— start of Records provided —

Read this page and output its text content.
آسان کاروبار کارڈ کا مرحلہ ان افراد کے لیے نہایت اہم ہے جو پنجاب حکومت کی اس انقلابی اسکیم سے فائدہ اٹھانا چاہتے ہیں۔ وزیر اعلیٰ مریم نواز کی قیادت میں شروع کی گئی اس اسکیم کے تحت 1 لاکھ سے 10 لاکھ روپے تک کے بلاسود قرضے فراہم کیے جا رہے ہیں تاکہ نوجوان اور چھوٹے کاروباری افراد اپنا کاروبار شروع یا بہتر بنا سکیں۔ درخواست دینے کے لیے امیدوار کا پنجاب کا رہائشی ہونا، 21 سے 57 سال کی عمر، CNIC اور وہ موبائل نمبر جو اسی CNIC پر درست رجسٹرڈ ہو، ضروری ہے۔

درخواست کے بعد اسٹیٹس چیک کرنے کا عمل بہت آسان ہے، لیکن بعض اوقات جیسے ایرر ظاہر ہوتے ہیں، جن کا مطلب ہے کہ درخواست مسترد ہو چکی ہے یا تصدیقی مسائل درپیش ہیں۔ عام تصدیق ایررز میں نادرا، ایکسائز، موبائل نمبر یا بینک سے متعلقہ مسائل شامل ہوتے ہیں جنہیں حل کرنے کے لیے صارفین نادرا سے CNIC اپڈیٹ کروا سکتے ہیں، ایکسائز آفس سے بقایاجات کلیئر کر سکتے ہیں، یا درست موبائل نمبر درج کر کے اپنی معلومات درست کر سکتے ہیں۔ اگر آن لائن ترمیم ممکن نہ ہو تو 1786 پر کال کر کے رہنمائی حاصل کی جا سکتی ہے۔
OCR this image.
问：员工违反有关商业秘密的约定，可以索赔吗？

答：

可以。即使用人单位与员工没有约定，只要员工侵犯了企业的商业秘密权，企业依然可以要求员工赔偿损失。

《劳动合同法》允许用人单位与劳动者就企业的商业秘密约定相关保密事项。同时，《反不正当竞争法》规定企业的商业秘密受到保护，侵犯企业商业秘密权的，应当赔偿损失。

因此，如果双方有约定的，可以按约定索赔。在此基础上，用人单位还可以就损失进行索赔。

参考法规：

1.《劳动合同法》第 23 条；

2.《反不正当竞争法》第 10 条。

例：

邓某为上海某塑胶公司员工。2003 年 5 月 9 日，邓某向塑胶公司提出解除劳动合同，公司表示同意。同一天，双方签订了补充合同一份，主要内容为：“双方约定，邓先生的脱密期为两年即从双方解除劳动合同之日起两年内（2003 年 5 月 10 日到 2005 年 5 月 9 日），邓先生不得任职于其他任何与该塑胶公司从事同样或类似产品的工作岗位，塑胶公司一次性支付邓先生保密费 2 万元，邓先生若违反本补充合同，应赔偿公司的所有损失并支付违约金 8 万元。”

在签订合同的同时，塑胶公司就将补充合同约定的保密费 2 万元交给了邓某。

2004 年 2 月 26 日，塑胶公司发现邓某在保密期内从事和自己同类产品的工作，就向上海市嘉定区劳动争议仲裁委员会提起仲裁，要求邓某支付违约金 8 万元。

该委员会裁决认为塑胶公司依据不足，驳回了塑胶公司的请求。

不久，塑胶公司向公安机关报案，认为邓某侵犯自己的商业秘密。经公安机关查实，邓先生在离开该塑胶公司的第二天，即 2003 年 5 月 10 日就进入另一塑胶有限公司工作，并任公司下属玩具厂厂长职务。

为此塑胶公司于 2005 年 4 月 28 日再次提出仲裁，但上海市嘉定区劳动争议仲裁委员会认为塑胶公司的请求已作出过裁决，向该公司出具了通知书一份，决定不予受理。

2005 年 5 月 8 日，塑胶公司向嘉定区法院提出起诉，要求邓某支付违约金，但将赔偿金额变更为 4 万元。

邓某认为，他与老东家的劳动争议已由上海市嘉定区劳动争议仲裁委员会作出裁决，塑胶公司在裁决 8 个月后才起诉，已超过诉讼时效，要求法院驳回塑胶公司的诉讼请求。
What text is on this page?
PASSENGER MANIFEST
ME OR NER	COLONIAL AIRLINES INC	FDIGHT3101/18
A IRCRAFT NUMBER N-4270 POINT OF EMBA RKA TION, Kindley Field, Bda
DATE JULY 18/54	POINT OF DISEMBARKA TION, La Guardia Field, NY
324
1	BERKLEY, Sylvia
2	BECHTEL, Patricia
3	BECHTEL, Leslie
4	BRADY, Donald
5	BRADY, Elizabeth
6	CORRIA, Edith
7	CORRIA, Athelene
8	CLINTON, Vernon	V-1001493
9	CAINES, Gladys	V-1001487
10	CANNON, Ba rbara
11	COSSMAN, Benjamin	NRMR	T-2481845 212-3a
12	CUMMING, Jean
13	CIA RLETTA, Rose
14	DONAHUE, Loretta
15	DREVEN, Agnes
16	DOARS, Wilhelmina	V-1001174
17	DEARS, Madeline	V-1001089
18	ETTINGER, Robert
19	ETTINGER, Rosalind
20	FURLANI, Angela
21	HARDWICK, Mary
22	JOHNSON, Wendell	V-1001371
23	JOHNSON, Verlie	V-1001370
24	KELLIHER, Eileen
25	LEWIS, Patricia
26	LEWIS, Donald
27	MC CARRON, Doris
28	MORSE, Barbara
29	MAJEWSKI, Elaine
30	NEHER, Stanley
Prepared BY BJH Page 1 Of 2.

— end of Records provided —

Short problem — Output each record precisely as given.

Solved problem —
Read this page and output its text content.
آسان کاروبار کارڈ کا مرحلہ ان افراد کے لیے نہایت اہم ہے جو پنجاب حکومت کی اس انقلابی اسکیم سے فائدہ اٹھانا چاہتے ہیں۔ وزیر اعلیٰ مریم نواز کی قیادت میں شروع کی گئی اس اسکیم کے تحت 1 لاکھ سے 10 لاکھ روپے تک کے بلاسود قرضے فراہم کیے جا رہے ہیں تاکہ نوجوان اور چھوٹے کاروباری افراد اپنا کاروبار شروع یا بہتر بنا سکیں۔ درخواست دینے کے لیے امیدوار کا پنجاب کا رہائشی ہونا، 21 سے 57 سال کی عمر، CNIC اور وہ موبائل نمبر جو اسی CNIC پر درست رجسٹرڈ ہو، ضروری ہے۔

درخواست کے بعد اسٹیٹس چیک کرنے کا عمل بہت آسان ہے، لیکن بعض اوقات جیسے ایرر ظاہر ہوتے ہیں، جن کا مطلب ہے کہ درخواست مسترد ہو چکی ہے یا تصدیقی مسائل درپیش ہیں۔ عام تصدیق ایررز میں نادرا، ایکسائز، موبائل نمبر یا بینک سے متعلقہ مسائل شامل ہوتے ہیں جنہیں حل کرنے کے لیے صارفین نادرا سے CNIC اپڈیٹ کروا سکتے ہیں، ایکسائز آفس سے بقایاجات کلیئر کر سکتے ہیں، یا درست موبائل نمبر درج کر کے اپنی معلومات درست کر سکتے ہیں۔ اگر آن لائن ترمیم ممکن نہ ہو تو 1786 پر کال کر کے رہنمائی حاصل کی جا سکتی ہے۔
OCR this image.
问：员工违反有关商业秘密的约定，可以索赔吗？

答：

可以。即使用人单位与员工没有约定，只要员工侵犯了企业的商业秘密权，企业依然可以要求员工赔偿损失。

《劳动合同法》允许用人单位与劳动者就企业的商业秘密约定相关保密事项。同时，《反不正当竞争法》规定企业的商业秘密受到保护，侵犯企业商业秘密权的，应当赔偿损失。

因此，如果双方有约定的，可以按约定索赔。在此基础上，用人单位还可以就损失进行索赔。

参考法规：

1.《劳动合同法》第 23 条；

2.《反不正当竞争法》第 10 条。

例：

邓某为上海某塑胶公司员工。2003 年 5 月 9 日，邓某向塑胶公司提出解除劳动合同，公司表示同意。同一天，双方签订了补充合同一份，主要内容为：“双方约定，邓先生的脱密期为两年即从双方解除劳动合同之日起两年内（2003 年 5 月 10 日到 2005 年 5 月 9 日），邓先生不得任职于其他任何与该塑胶公司从事同样或类似产品的工作岗位，塑胶公司一次性支付邓先生保密费 2 万元，邓先生若违反本补充合同，应赔偿公司的所有损失并支付违约金 8 万元。”

在签订合同的同时，塑胶公司就将补充合同约定的保密费 2 万元交给了邓某。

2004 年 2 月 26 日，塑胶公司发现邓某在保密期内从事和自己同类产品的工作，就向上海市嘉定区劳动争议仲裁委员会提起仲裁，要求邓某支付违约金 8 万元。

该委员会裁决认为塑胶公司依据不足，驳回了塑胶公司的请求。

不久，塑胶公司向公安机关报案，认为邓某侵犯自己的商业秘密。经公安机关查实，邓先生在离开该塑胶公司的第二天，即 2003 年 5 月 10 日就进入另一塑胶有限公司工作，并任公司下属玩具厂厂长职务。

为此塑胶公司于 2005 年 4 月 28 日再次提出仲裁，但上海市嘉定区劳动争议仲裁委员会认为塑胶公司的请求已作出过裁决，向该公司出具了通知书一份，决定不予受理。

2005 年 5 月 8 日，塑胶公司向嘉定区法院提出起诉，要求邓某支付违约金，但将赔偿金额变更为 4 万元。

邓某认为，他与老东家的劳动争议已由上海市嘉定区劳动争议仲裁委员会作出裁决，塑胶公司在裁决 8 个月后才起诉，已超过诉讼时效，要求法院驳回塑胶公司的诉讼请求。
What text is on this page?
PASSENGER MANIFEST
ME OR NER	COLONIAL AIRLINES INC	FDIGHT3101/18
A IRCRAFT NUMBER N-4270 POINT OF EMBA RKA TION, Kindley Field, Bda
DATE JULY 18/54	POINT OF DISEMBARKA TION, La Guardia Field, NY
324
1	BERKLEY, Sylvia
2	BECHTEL, Patricia
3	BECHTEL, Leslie
4	BRADY, Donald
5	BRADY, Elizabeth
6	CORRIA, Edith
7	CORRIA, Athelene
8	CLINTON, Vernon	V-1001493
9	CAINES, Gladys	V-1001487
10	CANNON, Ba rbara
11	COSSMAN, Benjamin	NRMR	T-2481845 212-3a
12	CUMMING, Jean
13	CIA RLETTA, Rose
14	DONAHUE, Loretta
15	DREVEN, Agnes
16	DOARS, Wilhelmina	V-1001174
17	DEARS, Madeline	V-1001089
18	ETTINGER, Robert
19	ETTINGER, Rosalind
20	FURLANI, Angela
21	HARDWICK, Mary
22	JOHNSON, Wendell	V-1001371
23	JOHNSON, Verlie	V-1001370
24	KELLIHER, Eileen
25	LEWIS, Patricia
26	LEWIS, Donald
27	MC CARRON, Doris
28	MORSE, Barbara
29	MAJEWSKI, Elaine
30	NEHER, Stanley
Prepared BY BJH Page 1 Of 2.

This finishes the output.